WHAT IS ASKED :: Copy each line exactly. Drop every picture.

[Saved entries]

-- BEGIN --

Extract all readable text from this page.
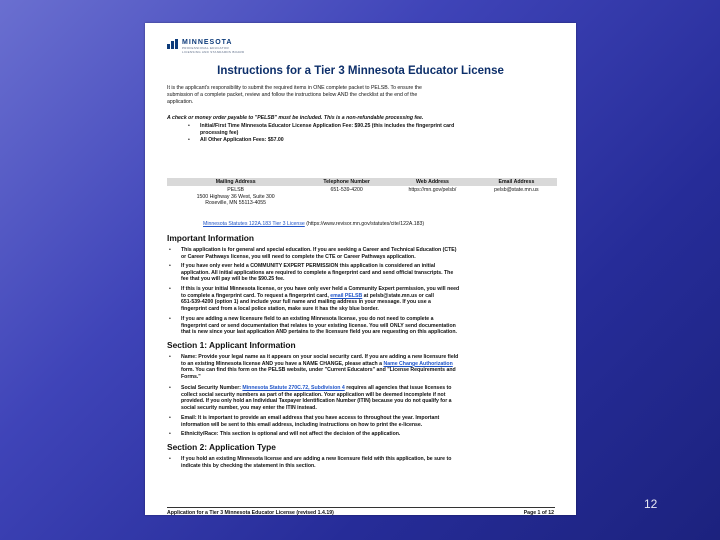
MINNESOTA
PROFESSIONAL EDUCATOR
LICENSING AND STANDARDS BOARD
Instructions for a Tier 3 Minnesota Educator License
It is the applicant's responsibility to submit the required items in ONE complete packet to PELSB. To ensure the
submission of a complete packet, review and follow the instructions below AND the checklist at the end of the
application.
A check or money order payable to "PELSB" must be included. This is a non-refundable processing fee.
• Initial/First Time Minnesota Educator License Application Fee: $90.25 (this includes the fingerprint card
processing fee)
• All Other Application Fees: $57.00
Mailing Address	Telephone Number	Web Address	Email Address

PELSB
1500 Highway 36 West, Suite 300
Roseville, MN 55113-4055	651-539-4200	https://mn.gov/pelsb/	pelsb@state.mn.us
Minnesota Statutes 122A.183 Tier 3 License (https://www.revisor.mn.gov/statutes/cite/122A.183)
Important Information
• This application is for general and special education. If you are seeking a Career and Technical Education (CTE)
or Career Pathways license, you will need to complete the CTE or Career Pathways application.
• If you have only ever held a COMMUNITY EXPERT PERMISSION this application is considered an initial
application. All initial applications are required to complete a fingerprint card and send official transcripts. The
fee that you will pay will be the $90.25 fee.
• If this is your initial Minnesota license, or you have only ever held a Community Expert permission, you will need
to complete a fingerprint card. To request a fingerprint card, email PELSB at pelsb@state.mn.us or call
651-539-4200 (option 1) and include your full name and mailing address in your message. If you use a
fingerprint card from a local police station, make sure it has the sky blue border.
• If you are adding a new licensure field to an existing Minnesota license, you do not need to complete a
fingerprint card or send documentation that relates to your existing license. You will ONLY send documentation
that is new since your last application AND pertains to the licensure field you are requesting on this application.
Section 1: Applicant Information
• Name: Provide your legal name as it appears on your social security card. If you are adding a new licensure field
to an existing Minnesota license AND you have a NAME CHANGE, please attach a Name Change Authorization
form. You can find this form on the PELSB website, under "Current Educators" and "License Requirements and
Forms."
• Social Security Number: Minnesota Statute 270C.72, Subdivision 4 requires all agencies that issue licenses to
collect social security numbers as part of the application. Your application will be deemed incomplete if not
provided. If you only hold an Individual Taxpayer Identification Number (ITIN) because you do not qualify for a
social security number, you may enter the ITIN instead.
• Email: It is important to provide an email address that you have access to throughout the year. Important
information will be sent to this email address, including instructions on how to print the e-license.
• Ethnicity/Race: This section is optional and will not affect the decision of the application.
Section 2: Application Type
• If you hold an existing Minnesota license and are adding a new licensure field with this application, be sure to
indicate this by checking the statement in this section.
Application for a Tier 3 Minnesota Educator License (revised 1.4.19)	Page 1 of 12
12
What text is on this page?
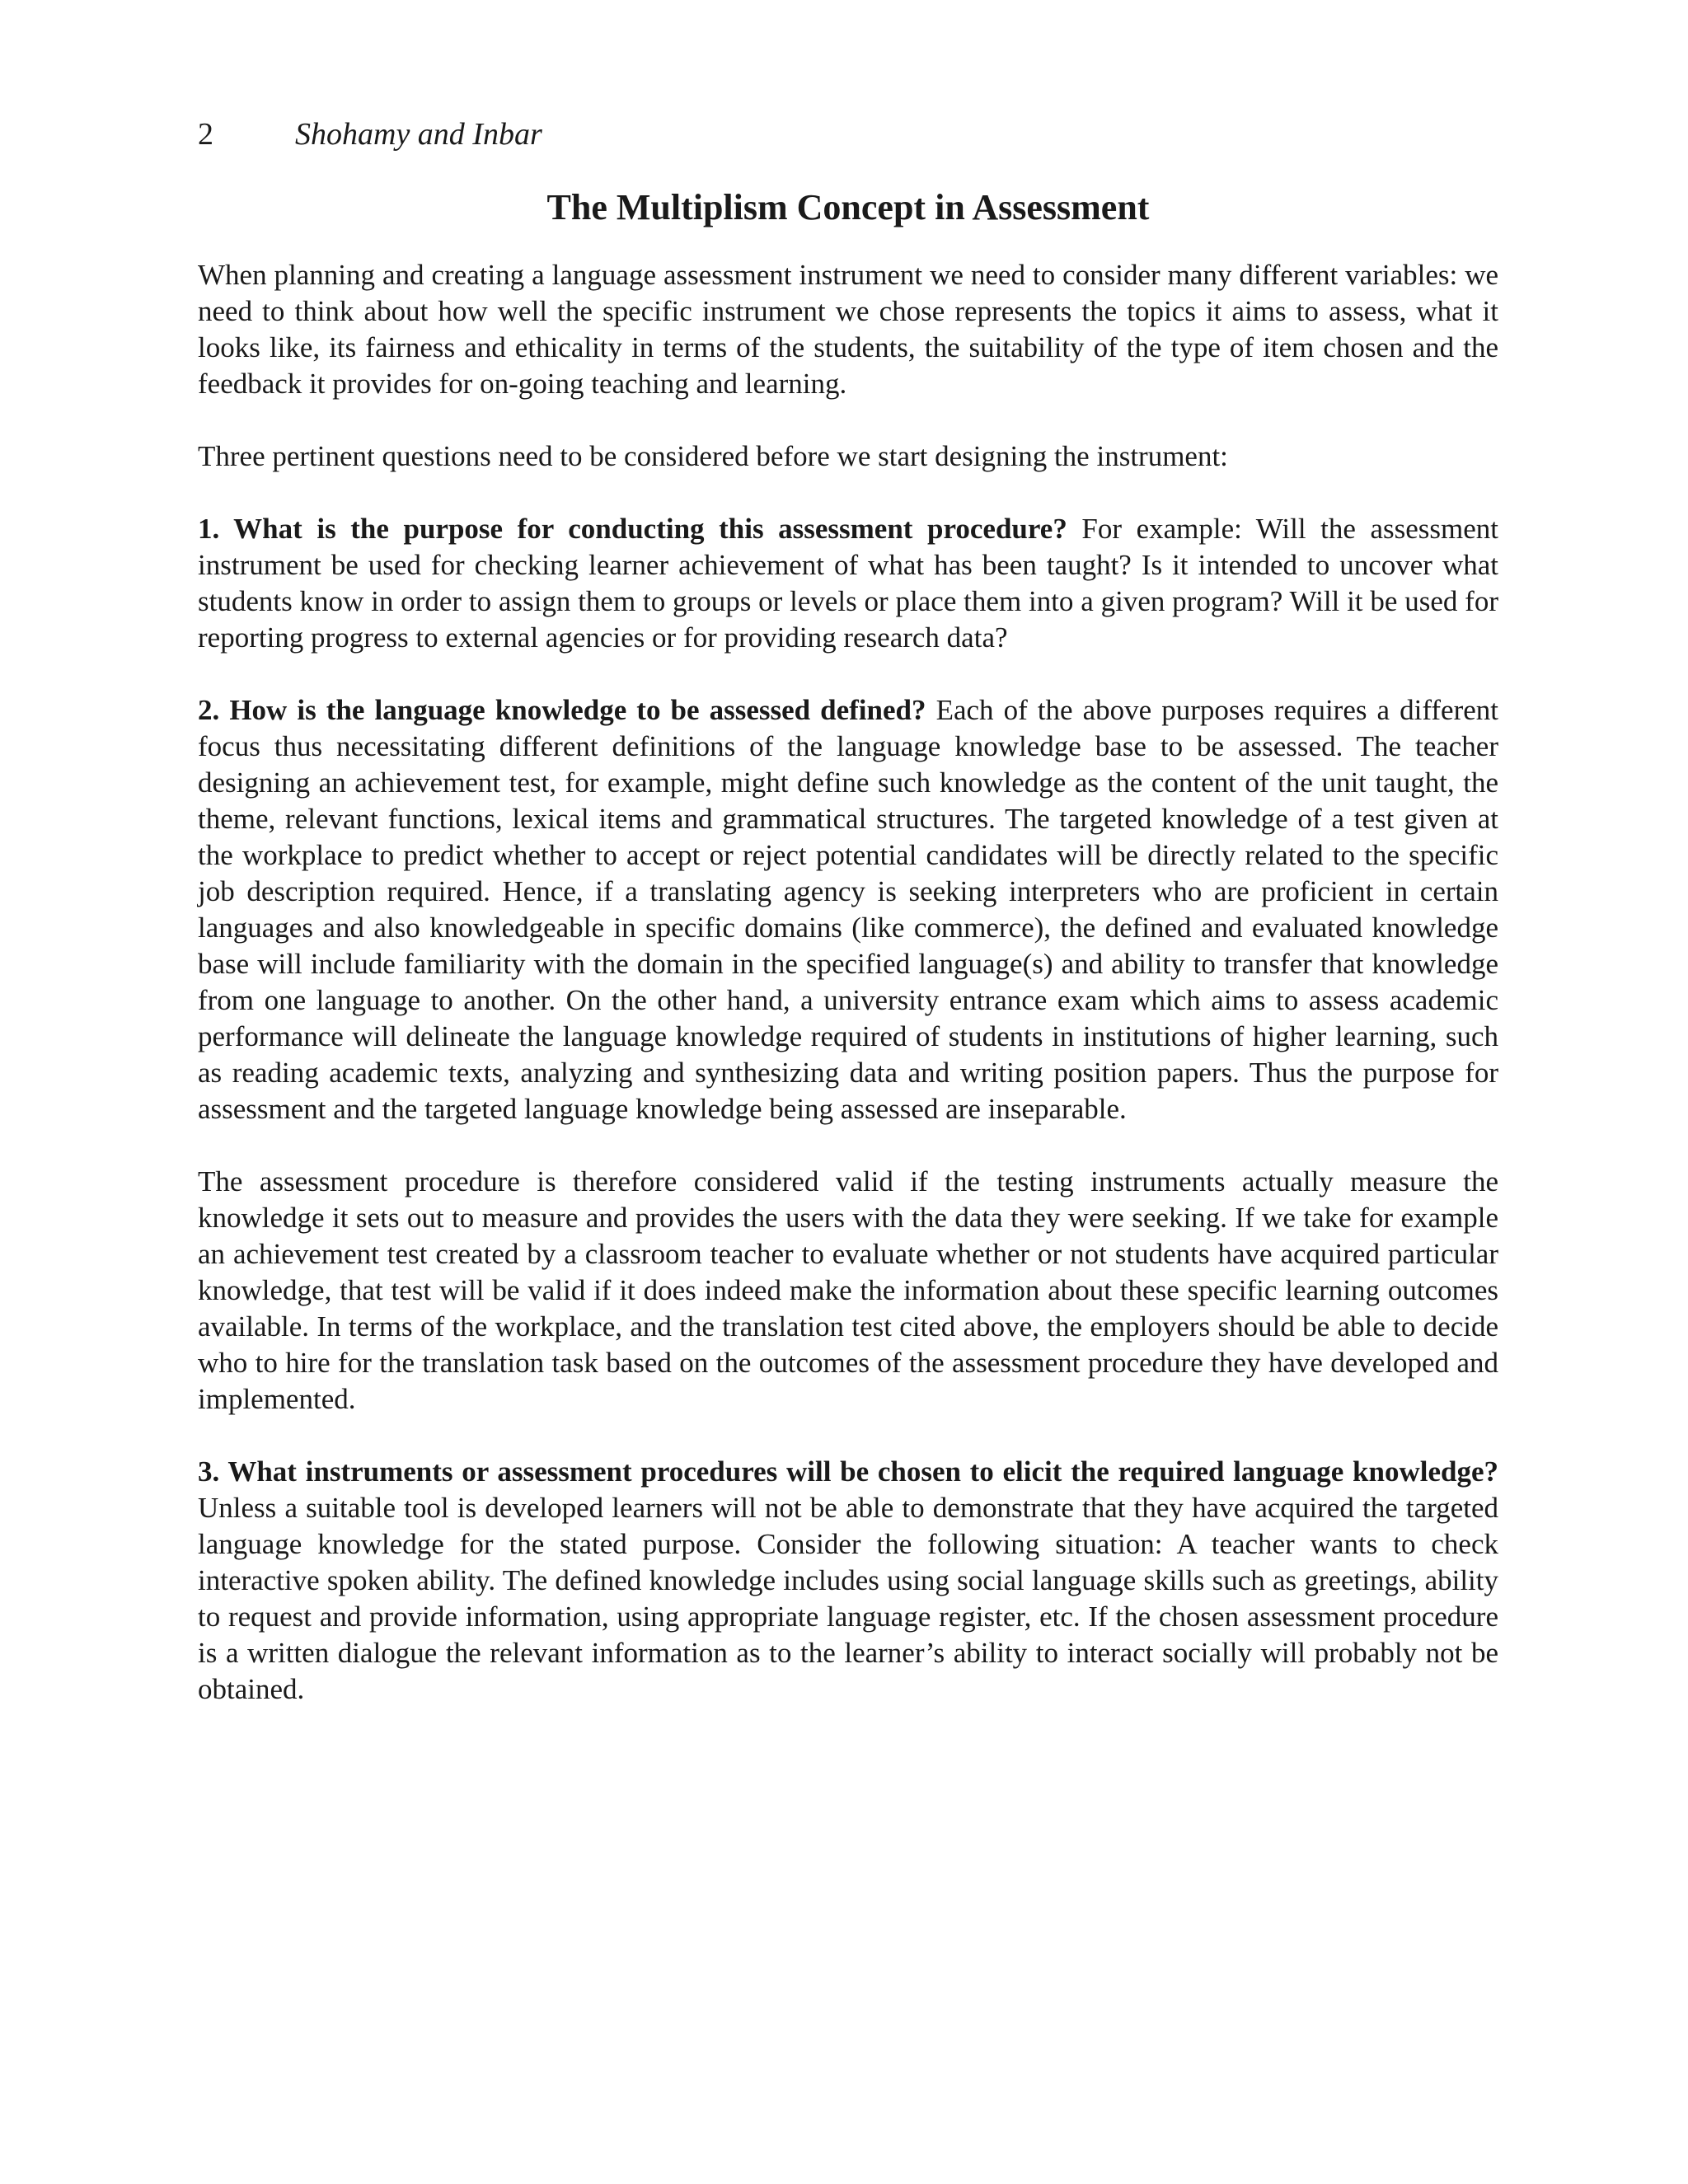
2	Shohamy and Inbar
The Multiplism Concept in Assessment

When planning and creating a language assessment instrument we need to consider many different variables: we need to think about how well the specific instrument we chose represents the topics it aims to assess, what it looks like, its fairness and ethicality in terms of the students, the suitability of the type of item chosen and the feedback it provides for on-going teaching and learning.

Three pertinent questions need to be considered before we start designing the instrument:

1. What is the purpose for conducting this assessment procedure? For example: Will the assessment instrument be used for checking learner achievement of what has been taught? Is it intended to uncover what students know in order to assign them to groups or levels or place them into a given program? Will it be used for reporting progress to external agencies or for providing research data?

2. How is the language knowledge to be assessed defined? Each of the above purposes requires a different focus thus necessitating different definitions of the language knowledge base to be assessed. The teacher designing an achievement test, for example, might define such knowledge as the content of the unit taught, the theme, relevant functions, lexical items and grammatical structures. The targeted knowledge of a test given at the workplace to predict whether to accept or reject potential candidates will be directly related to the specific job description required. Hence, if a translating agency is seeking interpreters who are proficient in certain languages and also knowledgeable in specific domains (like commerce), the defined and evaluated knowledge base will include familiarity with the domain in the specified language(s) and ability to transfer that knowledge from one language to another. On the other hand, a university entrance exam which aims to assess academic performance will delineate the language knowledge required of students in institutions of higher learning, such as reading academic texts, analyzing and synthesizing data and writing position papers. Thus the purpose for assessment and the targeted language knowledge being assessed are inseparable.

The assessment procedure is therefore considered valid if the testing instruments actually measure the knowledge it sets out to measure and provides the users with the data they were seeking. If we take for example an achievement test created by a classroom teacher to evaluate whether or not students have acquired particular knowledge, that test will be valid if it does indeed make the information about these specific learning outcomes available. In terms of the workplace, and the translation test cited above, the employers should be able to decide who to hire for the translation task based on the outcomes of the assessment procedure they have developed and implemented.

3. What instruments or assessment procedures will be chosen to elicit the required language knowledge? Unless a suitable tool is developed learners will not be able to demonstrate that they have acquired the targeted language knowledge for the stated purpose. Consider the following situation: A teacher wants to check interactive spoken ability. The defined knowledge includes using social language skills such as greetings, ability to request and provide information, using appropriate language register, etc. If the chosen assessment procedure is a written dialogue the relevant information as to the learner’s ability to interact socially will probably not be obtained.
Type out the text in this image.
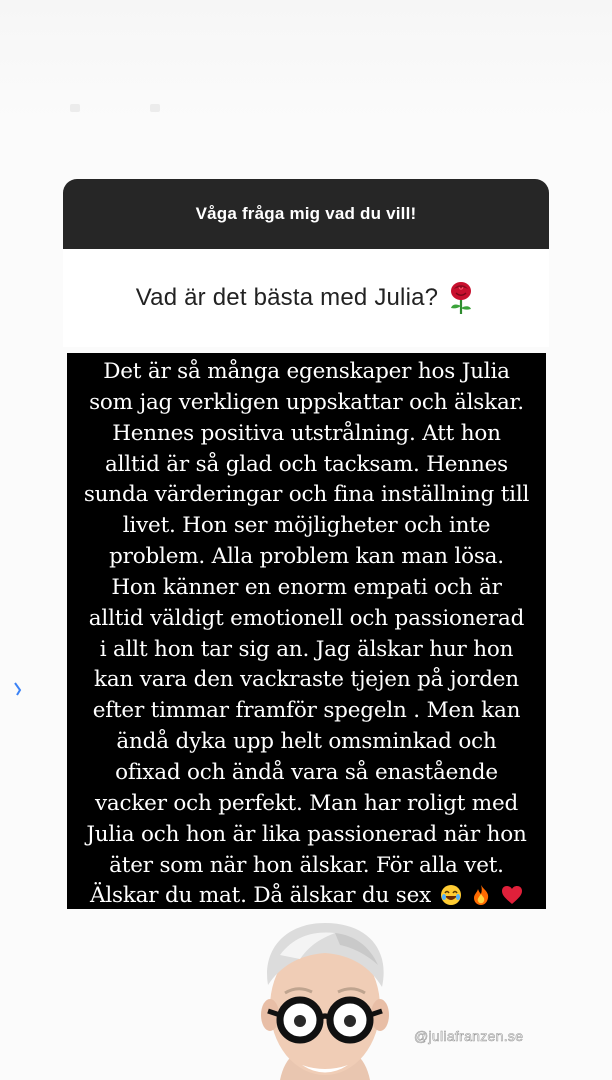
Våga fråga mig vad du vill!
Vad är det bästa med Julia?
Det är så många egenskaper hos Julia
som jag verkligen uppskattar och älskar.
Hennes positiva utstrålning. Att hon
alltid är så glad och tacksam. Hennes
sunda värderingar och fina inställning till
livet. Hon ser möjligheter och inte
problem. Alla problem kan man lösa.
Hon känner en enorm empati och är
alltid väldigt emotionell och passionerad
i allt hon tar sig an. Jag älskar hur hon
kan vara den vackraste tjejen på jorden
efter timmar framför spegeln . Men kan
ändå dyka upp helt omsminkad och
ofixad och ändå vara så enastående
vacker och perfekt. Man har roligt med
Julia och hon är lika passionerad när hon
äter som när hon älskar. För alla vet.
Älskar du mat. Då älskar du sex
@juliafranzen.se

-- END --

OUTPUT OF THE EXERCISE ::
Extract all readable text from this page.
MINNESOTA
PROFESSIONAL EDUCATOR
LICENSING AND STANDARDS BOARD
Instructions for a Tier 3 Minnesota Educator License
It is the applicant's responsibility to submit the required items in ONE complete packet to PELSB. To ensure the
submission of a complete packet, review and follow the instructions below AND the checklist at the end of the
application.
A check or money order payable to "PELSB" must be included. This is a non-refundable processing fee.
• Initial/First Time Minnesota Educator License Application Fee: $90.25 (this includes the fingerprint card
processing fee)
• All Other Application Fees: $57.00
Mailing Address	Telephone Number	Web Address	Email Address

PELSB
1500 Highway 36 West, Suite 300
Roseville, MN 55113-4055	651-539-4200	https://mn.gov/pelsb/	pelsb@state.mn.us
Minnesota Statutes 122A.183 Tier 3 License (https://www.revisor.mn.gov/statutes/cite/122A.183)
Important Information
• This application is for general and special education. If you are seeking a Career and Technical Education (CTE)
or Career Pathways license, you will need to complete the CTE or Career Pathways application.
• If you have only ever held a COMMUNITY EXPERT PERMISSION this application is considered an initial
application. All initial applications are required to complete a fingerprint card and send official transcripts. The
fee that you will pay will be the $90.25 fee.
• If this is your initial Minnesota license, or you have only ever held a Community Expert permission, you will need
to complete a fingerprint card. To request a fingerprint card, email PELSB at pelsb@state.mn.us or call
651-539-4200 (option 1) and include your full name and mailing address in your message. If you use a
fingerprint card from a local police station, make sure it has the sky blue border.
• If you are adding a new licensure field to an existing Minnesota license, you do not need to complete a
fingerprint card or send documentation that relates to your existing license. You will ONLY send documentation
that is new since your last application AND pertains to the licensure field you are requesting on this application.
Section 1: Applicant Information
• Name: Provide your legal name as it appears on your social security card. If you are adding a new licensure field
to an existing Minnesota license AND you have a NAME CHANGE, please attach a Name Change Authorization
form. You can find this form on the PELSB website, under "Current Educators" and "License Requirements and
Forms."
• Social Security Number: Minnesota Statute 270C.72, Subdivision 4 requires all agencies that issue licenses to
collect social security numbers as part of the application. Your application will be deemed incomplete if not
provided. If you only hold an Individual Taxpayer Identification Number (ITIN) because you do not qualify for a
social security number, you may enter the ITIN instead.
• Email: It is important to provide an email address that you have access to throughout the year. Important
information will be sent to this email address, including instructions on how to print the e-license.
• Ethnicity/Race: This section is optional and will not affect the decision of the application.
Section 2: Application Type
• If you hold an existing Minnesota license and are adding a new licensure field with this application, be sure to
indicate this by checking the statement in this section.
Application for a Tier 3 Minnesota Educator License (revised 1.4.19)	Page 1 of 12
12
What text is on this page?
2	Shohamy and Inbar
The Multiplism Concept in Assessment

When planning and creating a language assessment instrument we need to consider many different variables: we need to think about how well the specific instrument we chose represents the topics it aims to assess, what it looks like, its fairness and ethicality in terms of the students, the suitability of the type of item chosen and the feedback it provides for on-going teaching and learning.

Three pertinent questions need to be considered before we start designing the instrument:

1. What is the purpose for conducting this assessment procedure? For example: Will the assessment instrument be used for checking learner achievement of what has been taught? Is it intended to uncover what students know in order to assign them to groups or levels or place them into a given program? Will it be used for reporting progress to external agencies or for providing research data?

2. How is the language knowledge to be assessed defined? Each of the above purposes requires a different focus thus necessitating different definitions of the language knowledge base to be assessed. The teacher designing an achievement test, for example, might define such knowledge as the content of the unit taught, the theme, relevant functions, lexical items and grammatical structures. The targeted knowledge of a test given at the workplace to predict whether to accept or reject potential candidates will be directly related to the specific job description required. Hence, if a translating agency is seeking interpreters who are proficient in certain languages and also knowledgeable in specific domains (like commerce), the defined and evaluated knowledge base will include familiarity with the domain in the specified language(s) and ability to transfer that knowledge from one language to another. On the other hand, a university entrance exam which aims to assess academic performance will delineate the language knowledge required of students in institutions of higher learning, such as reading academic texts, analyzing and synthesizing data and writing position papers. Thus the purpose for assessment and the targeted language knowledge being assessed are inseparable.

The assessment procedure is therefore considered valid if the testing instruments actually measure the knowledge it sets out to measure and provides the users with the data they were seeking. If we take for example an achievement test created by a classroom teacher to evaluate whether or not students have acquired particular knowledge, that test will be valid if it does indeed make the information about these specific learning outcomes available. In terms of the workplace, and the translation test cited above, the employers should be able to decide who to hire for the translation task based on the outcomes of the assessment procedure they have developed and implemented.

3. What instruments or assessment procedures will be chosen to elicit the required language knowledge? Unless a suitable tool is developed learners will not be able to demonstrate that they have acquired the targeted language knowledge for the stated purpose. Consider the following situation: A teacher wants to check interactive spoken ability. The defined knowledge includes using social language skills such as greetings, ability to request and provide information, using appropriate language register, etc. If the chosen assessment procedure is a written dialogue the relevant information as to the learner’s ability to interact socially will probably not be obtained.
Type out the text in this image.
Våga fråga mig vad du vill!
Vad är det bästa med Julia?
Det är så många egenskaper hos Julia
som jag verkligen uppskattar och älskar.
Hennes positiva utstrålning. Att hon
alltid är så glad och tacksam. Hennes
sunda värderingar och fina inställning till
livet. Hon ser möjligheter och inte
problem. Alla problem kan man lösa.
Hon känner en enorm empati och är
alltid väldigt emotionell och passionerad
i allt hon tar sig an. Jag älskar hur hon
kan vara den vackraste tjejen på jorden
efter timmar framför spegeln . Men kan
ändå dyka upp helt omsminkad och
ofixad och ändå vara så enastående
vacker och perfekt. Man har roligt med
Julia och hon är lika passionerad när hon
äter som när hon älskar. För alla vet.
Älskar du mat. Då älskar du sex
@juliafranzen.se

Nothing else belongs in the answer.